[Given task]: Every entry here needs to be repeated exactly.

[Extracted information]:

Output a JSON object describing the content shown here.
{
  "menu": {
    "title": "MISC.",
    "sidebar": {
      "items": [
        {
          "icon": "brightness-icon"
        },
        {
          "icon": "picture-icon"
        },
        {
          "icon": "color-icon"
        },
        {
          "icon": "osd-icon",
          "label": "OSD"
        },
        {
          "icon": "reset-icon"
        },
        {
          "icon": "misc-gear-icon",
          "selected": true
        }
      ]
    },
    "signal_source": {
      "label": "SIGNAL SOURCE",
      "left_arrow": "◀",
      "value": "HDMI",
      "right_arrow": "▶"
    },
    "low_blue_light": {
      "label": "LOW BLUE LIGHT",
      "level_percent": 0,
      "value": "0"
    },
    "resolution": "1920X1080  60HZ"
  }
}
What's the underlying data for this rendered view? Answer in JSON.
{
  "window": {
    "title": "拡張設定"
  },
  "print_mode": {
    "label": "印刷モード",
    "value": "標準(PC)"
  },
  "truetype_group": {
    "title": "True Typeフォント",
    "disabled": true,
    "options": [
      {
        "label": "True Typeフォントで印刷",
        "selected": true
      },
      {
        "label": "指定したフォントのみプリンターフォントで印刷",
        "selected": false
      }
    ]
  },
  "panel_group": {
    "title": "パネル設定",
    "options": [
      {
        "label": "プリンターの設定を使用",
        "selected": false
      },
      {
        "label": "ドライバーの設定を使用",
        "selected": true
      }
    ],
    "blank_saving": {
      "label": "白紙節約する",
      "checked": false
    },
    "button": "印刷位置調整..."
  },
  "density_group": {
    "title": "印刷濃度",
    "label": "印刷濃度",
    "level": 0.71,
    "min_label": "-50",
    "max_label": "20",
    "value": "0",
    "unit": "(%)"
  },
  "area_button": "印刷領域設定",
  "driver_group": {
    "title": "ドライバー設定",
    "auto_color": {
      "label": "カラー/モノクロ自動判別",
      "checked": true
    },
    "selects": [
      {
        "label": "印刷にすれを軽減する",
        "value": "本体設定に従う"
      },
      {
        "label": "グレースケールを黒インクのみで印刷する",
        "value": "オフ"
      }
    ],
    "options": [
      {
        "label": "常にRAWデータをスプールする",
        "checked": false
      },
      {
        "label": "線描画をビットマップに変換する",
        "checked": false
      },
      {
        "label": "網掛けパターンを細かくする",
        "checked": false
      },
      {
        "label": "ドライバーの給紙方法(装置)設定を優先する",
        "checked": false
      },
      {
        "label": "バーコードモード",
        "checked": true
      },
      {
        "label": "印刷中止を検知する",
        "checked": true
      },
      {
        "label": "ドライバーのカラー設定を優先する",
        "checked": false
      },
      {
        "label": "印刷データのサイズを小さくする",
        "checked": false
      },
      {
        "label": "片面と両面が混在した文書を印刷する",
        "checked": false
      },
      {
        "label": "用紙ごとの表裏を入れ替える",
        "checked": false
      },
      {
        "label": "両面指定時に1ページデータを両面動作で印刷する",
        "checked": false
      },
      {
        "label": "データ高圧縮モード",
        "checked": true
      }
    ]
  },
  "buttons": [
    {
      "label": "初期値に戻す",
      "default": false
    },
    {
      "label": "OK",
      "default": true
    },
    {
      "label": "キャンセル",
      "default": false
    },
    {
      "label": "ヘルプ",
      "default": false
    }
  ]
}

[Written solution]:
Output a JSON object describing the content shown here.
{
  "menu": {
    "title": "MISC.",
    "sidebar": {
      "items": [
        {
          "icon": "brightness-icon"
        },
        {
          "icon": "picture-icon"
        },
        {
          "icon": "color-icon"
        },
        {
          "icon": "osd-icon",
          "label": "OSD"
        },
        {
          "icon": "reset-icon"
        },
        {
          "icon": "misc-gear-icon",
          "selected": true
        }
      ]
    },
    "signal_source": {
      "label": "SIGNAL SOURCE",
      "left_arrow": "◀",
      "value": "HDMI",
      "right_arrow": "▶"
    },
    "low_blue_light": {
      "label": "LOW BLUE LIGHT",
      "level_percent": 0,
      "value": "0"
    },
    "resolution": "1920X1080  60HZ"
  }
}
What's the underlying data for this rendered view? Answer in JSON.
{
  "window": {
    "title": "拡張設定"
  },
  "print_mode": {
    "label": "印刷モード",
    "value": "標準(PC)"
  },
  "truetype_group": {
    "title": "True Typeフォント",
    "disabled": true,
    "options": [
      {
        "label": "True Typeフォントで印刷",
        "selected": true
      },
      {
        "label": "指定したフォントのみプリンターフォントで印刷",
        "selected": false
      }
    ]
  },
  "panel_group": {
    "title": "パネル設定",
    "options": [
      {
        "label": "プリンターの設定を使用",
        "selected": false
      },
      {
        "label": "ドライバーの設定を使用",
        "selected": true
      }
    ],
    "blank_saving": {
      "label": "白紙節約する",
      "checked": false
    },
    "button": "印刷位置調整..."
  },
  "density_group": {
    "title": "印刷濃度",
    "label": "印刷濃度",
    "level": 0.71,
    "min_label": "-50",
    "max_label": "20",
    "value": "0",
    "unit": "(%)"
  },
  "area_button": "印刷領域設定",
  "driver_group": {
    "title": "ドライバー設定",
    "auto_color": {
      "label": "カラー/モノクロ自動判別",
      "checked": true
    },
    "selects": [
      {
        "label": "印刷にすれを軽減する",
        "value": "本体設定に従う"
      },
      {
        "label": "グレースケールを黒インクのみで印刷する",
        "value": "オフ"
      }
    ],
    "options": [
      {
        "label": "常にRAWデータをスプールする",
        "checked": false
      },
      {
        "label": "線描画をビットマップに変換する",
        "checked": false
      },
      {
        "label": "網掛けパターンを細かくする",
        "checked": false
      },
      {
        "label": "ドライバーの給紙方法(装置)設定を優先する",
        "checked": false
      },
      {
        "label": "バーコードモード",
        "checked": true
      },
      {
        "label": "印刷中止を検知する",
        "checked": true
      },
      {
        "label": "ドライバーのカラー設定を優先する",
        "checked": false
      },
      {
        "label": "印刷データのサイズを小さくする",
        "checked": false
      },
      {
        "label": "片面と両面が混在した文書を印刷する",
        "checked": false
      },
      {
        "label": "用紙ごとの表裏を入れ替える",
        "checked": false
      },
      {
        "label": "両面指定時に1ページデータを両面動作で印刷する",
        "checked": false
      },
      {
        "label": "データ高圧縮モード",
        "checked": true
      }
    ]
  },
  "buttons": [
    {
      "label": "初期値に戻す",
      "default": false
    },
    {
      "label": "OK",
      "default": true
    },
    {
      "label": "キャンセル",
      "default": false
    },
    {
      "label": "ヘルプ",
      "default": false
    }
  ]
}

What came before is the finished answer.